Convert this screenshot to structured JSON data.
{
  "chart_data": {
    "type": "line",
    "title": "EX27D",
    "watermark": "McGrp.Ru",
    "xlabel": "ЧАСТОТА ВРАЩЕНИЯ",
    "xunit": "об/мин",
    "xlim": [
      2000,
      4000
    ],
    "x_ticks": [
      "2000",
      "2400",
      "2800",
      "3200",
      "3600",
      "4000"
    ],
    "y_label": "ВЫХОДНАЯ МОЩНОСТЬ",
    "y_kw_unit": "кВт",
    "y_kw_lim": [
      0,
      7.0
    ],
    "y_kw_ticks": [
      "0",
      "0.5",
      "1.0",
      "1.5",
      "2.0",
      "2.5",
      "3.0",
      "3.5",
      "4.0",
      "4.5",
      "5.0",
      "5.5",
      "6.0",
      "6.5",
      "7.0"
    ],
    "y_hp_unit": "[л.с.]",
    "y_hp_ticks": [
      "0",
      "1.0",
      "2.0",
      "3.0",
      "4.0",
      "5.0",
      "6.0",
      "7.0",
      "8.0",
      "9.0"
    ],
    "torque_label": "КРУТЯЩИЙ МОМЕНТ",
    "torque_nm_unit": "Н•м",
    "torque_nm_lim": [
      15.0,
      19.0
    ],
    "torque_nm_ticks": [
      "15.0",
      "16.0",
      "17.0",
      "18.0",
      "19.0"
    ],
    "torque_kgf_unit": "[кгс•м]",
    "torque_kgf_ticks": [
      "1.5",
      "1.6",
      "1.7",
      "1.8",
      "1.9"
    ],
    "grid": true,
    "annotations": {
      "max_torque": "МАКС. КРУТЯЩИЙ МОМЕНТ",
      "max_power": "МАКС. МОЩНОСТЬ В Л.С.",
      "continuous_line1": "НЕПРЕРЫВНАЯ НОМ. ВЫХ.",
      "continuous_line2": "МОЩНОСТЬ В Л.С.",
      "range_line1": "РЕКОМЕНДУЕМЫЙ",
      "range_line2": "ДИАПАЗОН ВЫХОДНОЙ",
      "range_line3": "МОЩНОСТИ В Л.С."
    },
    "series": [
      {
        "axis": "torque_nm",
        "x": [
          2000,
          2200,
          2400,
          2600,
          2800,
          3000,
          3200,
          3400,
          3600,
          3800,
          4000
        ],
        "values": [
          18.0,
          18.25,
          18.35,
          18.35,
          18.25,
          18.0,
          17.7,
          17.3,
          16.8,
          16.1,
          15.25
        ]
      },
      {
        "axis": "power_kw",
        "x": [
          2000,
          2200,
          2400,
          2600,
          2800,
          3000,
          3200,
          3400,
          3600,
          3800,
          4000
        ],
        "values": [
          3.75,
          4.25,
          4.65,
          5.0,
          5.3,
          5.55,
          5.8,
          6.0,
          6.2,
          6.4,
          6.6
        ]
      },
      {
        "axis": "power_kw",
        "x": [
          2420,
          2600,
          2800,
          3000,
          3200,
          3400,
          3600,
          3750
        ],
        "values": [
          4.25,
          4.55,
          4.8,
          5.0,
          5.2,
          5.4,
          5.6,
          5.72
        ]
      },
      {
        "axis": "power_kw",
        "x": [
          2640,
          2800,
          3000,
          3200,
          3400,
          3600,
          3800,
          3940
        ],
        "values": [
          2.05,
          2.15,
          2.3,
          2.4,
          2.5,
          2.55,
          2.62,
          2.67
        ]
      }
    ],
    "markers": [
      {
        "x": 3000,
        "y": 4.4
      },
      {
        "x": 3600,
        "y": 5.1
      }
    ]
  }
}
______________________________
> **What to work on**
Only the count is needed: the number of lines in the data that include the word "КРУТЯЩИЙ".

> **The output**
2